# The input:
______________________________

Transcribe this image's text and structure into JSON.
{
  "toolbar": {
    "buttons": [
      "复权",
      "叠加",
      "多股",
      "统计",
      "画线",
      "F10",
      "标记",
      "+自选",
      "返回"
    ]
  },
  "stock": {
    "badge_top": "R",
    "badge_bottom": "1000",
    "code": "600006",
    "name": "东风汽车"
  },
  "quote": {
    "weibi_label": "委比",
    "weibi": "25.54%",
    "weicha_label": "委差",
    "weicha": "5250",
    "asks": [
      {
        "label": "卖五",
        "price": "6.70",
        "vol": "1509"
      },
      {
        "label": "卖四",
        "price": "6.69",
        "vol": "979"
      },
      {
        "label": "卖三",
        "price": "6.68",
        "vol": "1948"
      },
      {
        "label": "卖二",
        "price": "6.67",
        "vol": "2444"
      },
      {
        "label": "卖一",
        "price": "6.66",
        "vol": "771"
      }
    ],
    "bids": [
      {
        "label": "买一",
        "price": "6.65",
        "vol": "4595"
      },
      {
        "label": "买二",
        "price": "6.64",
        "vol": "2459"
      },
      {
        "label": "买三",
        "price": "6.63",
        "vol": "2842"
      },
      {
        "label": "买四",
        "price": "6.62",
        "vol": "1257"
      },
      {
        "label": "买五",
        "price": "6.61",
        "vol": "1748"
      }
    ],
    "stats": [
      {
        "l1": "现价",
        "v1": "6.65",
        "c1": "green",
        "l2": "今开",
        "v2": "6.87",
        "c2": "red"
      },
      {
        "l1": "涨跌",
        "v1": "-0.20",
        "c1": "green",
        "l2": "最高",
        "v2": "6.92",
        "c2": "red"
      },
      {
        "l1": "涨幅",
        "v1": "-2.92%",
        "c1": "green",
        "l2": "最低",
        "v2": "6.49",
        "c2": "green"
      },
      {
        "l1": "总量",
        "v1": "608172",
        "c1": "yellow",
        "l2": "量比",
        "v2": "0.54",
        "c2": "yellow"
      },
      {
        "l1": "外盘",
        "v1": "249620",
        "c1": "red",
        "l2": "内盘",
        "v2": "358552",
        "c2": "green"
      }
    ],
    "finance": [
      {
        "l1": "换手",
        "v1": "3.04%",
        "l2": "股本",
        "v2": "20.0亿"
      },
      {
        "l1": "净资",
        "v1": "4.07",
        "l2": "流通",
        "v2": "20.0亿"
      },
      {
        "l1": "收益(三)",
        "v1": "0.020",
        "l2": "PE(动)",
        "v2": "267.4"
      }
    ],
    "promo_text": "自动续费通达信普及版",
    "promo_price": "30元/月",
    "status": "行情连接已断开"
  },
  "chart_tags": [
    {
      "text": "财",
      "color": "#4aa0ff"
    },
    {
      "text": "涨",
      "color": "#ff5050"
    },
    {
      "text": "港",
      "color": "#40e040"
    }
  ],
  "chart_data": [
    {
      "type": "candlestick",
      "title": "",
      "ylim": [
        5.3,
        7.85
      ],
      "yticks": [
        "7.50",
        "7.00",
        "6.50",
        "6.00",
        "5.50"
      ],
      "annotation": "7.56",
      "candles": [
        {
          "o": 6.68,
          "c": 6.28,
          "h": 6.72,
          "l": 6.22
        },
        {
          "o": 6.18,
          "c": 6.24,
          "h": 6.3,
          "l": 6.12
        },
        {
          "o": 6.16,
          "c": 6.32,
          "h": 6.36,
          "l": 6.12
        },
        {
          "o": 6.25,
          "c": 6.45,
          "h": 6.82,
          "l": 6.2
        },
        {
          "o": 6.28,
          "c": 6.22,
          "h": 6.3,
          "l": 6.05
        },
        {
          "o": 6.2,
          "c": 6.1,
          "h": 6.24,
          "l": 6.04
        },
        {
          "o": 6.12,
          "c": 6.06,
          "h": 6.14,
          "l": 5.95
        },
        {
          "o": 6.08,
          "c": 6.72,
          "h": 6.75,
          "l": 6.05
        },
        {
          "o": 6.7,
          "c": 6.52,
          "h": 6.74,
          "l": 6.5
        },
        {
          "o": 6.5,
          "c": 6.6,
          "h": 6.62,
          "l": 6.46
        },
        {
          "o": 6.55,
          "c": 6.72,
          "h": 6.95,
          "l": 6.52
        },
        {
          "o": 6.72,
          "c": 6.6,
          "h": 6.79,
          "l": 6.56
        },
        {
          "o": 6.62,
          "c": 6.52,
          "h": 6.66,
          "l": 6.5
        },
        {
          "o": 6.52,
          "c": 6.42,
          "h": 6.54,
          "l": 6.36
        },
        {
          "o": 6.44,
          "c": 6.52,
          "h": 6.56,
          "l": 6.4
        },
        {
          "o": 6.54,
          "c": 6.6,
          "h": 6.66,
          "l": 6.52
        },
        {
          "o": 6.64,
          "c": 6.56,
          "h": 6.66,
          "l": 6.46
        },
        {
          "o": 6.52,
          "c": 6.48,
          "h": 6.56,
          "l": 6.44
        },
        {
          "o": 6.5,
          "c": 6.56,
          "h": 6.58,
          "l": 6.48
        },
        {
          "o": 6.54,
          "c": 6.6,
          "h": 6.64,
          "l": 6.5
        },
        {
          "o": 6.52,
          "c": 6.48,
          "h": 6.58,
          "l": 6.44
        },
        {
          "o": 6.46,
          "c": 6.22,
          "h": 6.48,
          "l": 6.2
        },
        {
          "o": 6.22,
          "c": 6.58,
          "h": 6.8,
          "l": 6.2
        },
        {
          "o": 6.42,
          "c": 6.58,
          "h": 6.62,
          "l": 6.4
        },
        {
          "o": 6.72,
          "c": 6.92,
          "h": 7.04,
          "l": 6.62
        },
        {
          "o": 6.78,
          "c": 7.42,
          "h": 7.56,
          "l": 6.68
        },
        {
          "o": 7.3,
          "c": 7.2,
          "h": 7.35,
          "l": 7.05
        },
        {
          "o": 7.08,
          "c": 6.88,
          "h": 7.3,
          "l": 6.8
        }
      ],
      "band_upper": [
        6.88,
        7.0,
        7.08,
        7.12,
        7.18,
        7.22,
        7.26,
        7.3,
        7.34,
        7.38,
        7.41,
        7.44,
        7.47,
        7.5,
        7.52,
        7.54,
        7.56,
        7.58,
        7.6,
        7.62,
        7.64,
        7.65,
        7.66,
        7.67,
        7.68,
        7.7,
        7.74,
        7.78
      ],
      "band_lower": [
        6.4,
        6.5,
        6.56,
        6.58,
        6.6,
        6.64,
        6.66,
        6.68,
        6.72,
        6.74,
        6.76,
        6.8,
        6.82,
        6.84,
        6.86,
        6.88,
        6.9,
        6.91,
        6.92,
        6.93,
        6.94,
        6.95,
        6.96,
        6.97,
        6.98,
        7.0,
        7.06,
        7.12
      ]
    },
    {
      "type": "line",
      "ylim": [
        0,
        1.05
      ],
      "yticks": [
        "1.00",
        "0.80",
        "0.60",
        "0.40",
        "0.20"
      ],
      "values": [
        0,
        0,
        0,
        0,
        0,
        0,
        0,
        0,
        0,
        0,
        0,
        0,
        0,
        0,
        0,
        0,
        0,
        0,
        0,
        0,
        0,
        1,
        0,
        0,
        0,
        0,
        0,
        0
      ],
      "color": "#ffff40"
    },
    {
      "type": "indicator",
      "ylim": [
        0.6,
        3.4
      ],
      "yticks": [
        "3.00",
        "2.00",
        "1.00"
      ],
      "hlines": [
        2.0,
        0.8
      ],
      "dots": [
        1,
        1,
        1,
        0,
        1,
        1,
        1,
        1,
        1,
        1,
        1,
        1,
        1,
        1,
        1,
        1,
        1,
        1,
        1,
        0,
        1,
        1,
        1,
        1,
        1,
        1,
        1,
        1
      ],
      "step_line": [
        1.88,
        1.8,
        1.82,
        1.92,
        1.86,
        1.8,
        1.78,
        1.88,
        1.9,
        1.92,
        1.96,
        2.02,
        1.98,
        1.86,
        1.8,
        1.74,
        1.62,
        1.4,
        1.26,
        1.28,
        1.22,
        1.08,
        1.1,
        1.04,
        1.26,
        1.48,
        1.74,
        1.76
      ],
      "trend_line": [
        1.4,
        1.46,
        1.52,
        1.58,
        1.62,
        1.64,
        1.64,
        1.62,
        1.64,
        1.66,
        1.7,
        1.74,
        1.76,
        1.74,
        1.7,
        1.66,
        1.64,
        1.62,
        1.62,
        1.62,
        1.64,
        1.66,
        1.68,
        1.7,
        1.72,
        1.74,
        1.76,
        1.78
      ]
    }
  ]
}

______________________________

# Exercise:
Copy all lines from the material that include "color".

# Correct result:
      "color": "#4aa0ff"
      "color": "#ff5050"
      "color": "#40e040"
      "color": "#ffff40"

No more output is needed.